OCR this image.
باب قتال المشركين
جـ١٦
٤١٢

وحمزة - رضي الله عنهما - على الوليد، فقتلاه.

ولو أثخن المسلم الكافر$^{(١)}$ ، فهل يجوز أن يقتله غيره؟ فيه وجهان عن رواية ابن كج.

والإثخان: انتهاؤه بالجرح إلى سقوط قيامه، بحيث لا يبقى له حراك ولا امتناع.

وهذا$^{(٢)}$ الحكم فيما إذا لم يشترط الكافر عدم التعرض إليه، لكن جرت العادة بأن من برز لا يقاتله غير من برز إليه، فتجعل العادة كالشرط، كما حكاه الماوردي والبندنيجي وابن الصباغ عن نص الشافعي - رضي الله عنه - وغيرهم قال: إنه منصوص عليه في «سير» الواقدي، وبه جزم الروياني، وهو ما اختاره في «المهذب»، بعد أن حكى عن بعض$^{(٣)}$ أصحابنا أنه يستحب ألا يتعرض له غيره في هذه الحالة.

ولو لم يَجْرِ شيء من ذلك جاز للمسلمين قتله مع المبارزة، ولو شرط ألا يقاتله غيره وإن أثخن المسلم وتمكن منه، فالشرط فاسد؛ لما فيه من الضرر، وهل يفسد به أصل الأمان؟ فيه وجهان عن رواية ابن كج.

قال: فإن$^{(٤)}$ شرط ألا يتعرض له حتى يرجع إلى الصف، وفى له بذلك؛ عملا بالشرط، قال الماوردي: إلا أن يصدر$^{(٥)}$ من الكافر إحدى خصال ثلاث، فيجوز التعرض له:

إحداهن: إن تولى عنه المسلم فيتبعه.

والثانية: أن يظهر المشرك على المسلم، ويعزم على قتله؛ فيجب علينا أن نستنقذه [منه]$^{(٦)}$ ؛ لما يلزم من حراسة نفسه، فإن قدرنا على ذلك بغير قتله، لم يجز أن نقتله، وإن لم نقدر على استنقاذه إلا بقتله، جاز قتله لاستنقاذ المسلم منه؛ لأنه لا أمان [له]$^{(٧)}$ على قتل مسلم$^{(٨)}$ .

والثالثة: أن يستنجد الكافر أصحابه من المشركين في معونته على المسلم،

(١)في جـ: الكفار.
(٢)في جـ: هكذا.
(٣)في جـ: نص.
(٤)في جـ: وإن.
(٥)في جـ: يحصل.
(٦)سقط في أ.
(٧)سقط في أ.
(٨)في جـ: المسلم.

- Problem details -
Quote the whole listing above, leaving nothing out.

- Exercise output -
OCR this image.
باب قتال المشركين
جـ١٦
٤١٢

وحمزة - رضي الله عنهما - على الوليد، فقتلاه.

ولو أثخن المسلم الكافر$^{(١)}$ ، فهل يجوز أن يقتله غيره؟ فيه وجهان عن رواية ابن كج.

والإثخان: انتهاؤه بالجرح إلى سقوط قيامه، بحيث لا يبقى له حراك ولا امتناع.

وهذا$^{(٢)}$ الحكم فيما إذا لم يشترط الكافر عدم التعرض إليه، لكن جرت العادة بأن من برز لا يقاتله غير من برز إليه، فتجعل العادة كالشرط، كما حكاه الماوردي والبندنيجي وابن الصباغ عن نص الشافعي - رضي الله عنه - وغيرهم قال: إنه منصوص عليه في «سير» الواقدي، وبه جزم الروياني، وهو ما اختاره في «المهذب»، بعد أن حكى عن بعض$^{(٣)}$ أصحابنا أنه يستحب ألا يتعرض له غيره في هذه الحالة.

ولو لم يَجْرِ شيء من ذلك جاز للمسلمين قتله مع المبارزة، ولو شرط ألا يقاتله غيره وإن أثخن المسلم وتمكن منه، فالشرط فاسد؛ لما فيه من الضرر، وهل يفسد به أصل الأمان؟ فيه وجهان عن رواية ابن كج.

قال: فإن$^{(٤)}$ شرط ألا يتعرض له حتى يرجع إلى الصف، وفى له بذلك؛ عملا بالشرط، قال الماوردي: إلا أن يصدر$^{(٥)}$ من الكافر إحدى خصال ثلاث، فيجوز التعرض له:

إحداهن: إن تولى عنه المسلم فيتبعه.

والثانية: أن يظهر المشرك على المسلم، ويعزم على قتله؛ فيجب علينا أن نستنقذه [منه]$^{(٦)}$ ؛ لما يلزم من حراسة نفسه، فإن قدرنا على ذلك بغير قتله، لم يجز أن نقتله، وإن لم نقدر على استنقاذه إلا بقتله، جاز قتله لاستنقاذ المسلم منه؛ لأنه لا أمان [له]$^{(٧)}$ على قتل مسلم$^{(٨)}$ .

والثالثة: أن يستنجد الكافر أصحابه من المشركين في معونته على المسلم،

(١)في جـ: الكفار.
(٢)في جـ: هكذا.
(٣)في جـ: نص.
(٤)في جـ: وإن.
(٥)في جـ: يحصل.
(٦)سقط في أ.
(٧)سقط في أ.
(٨)في جـ: المسلم.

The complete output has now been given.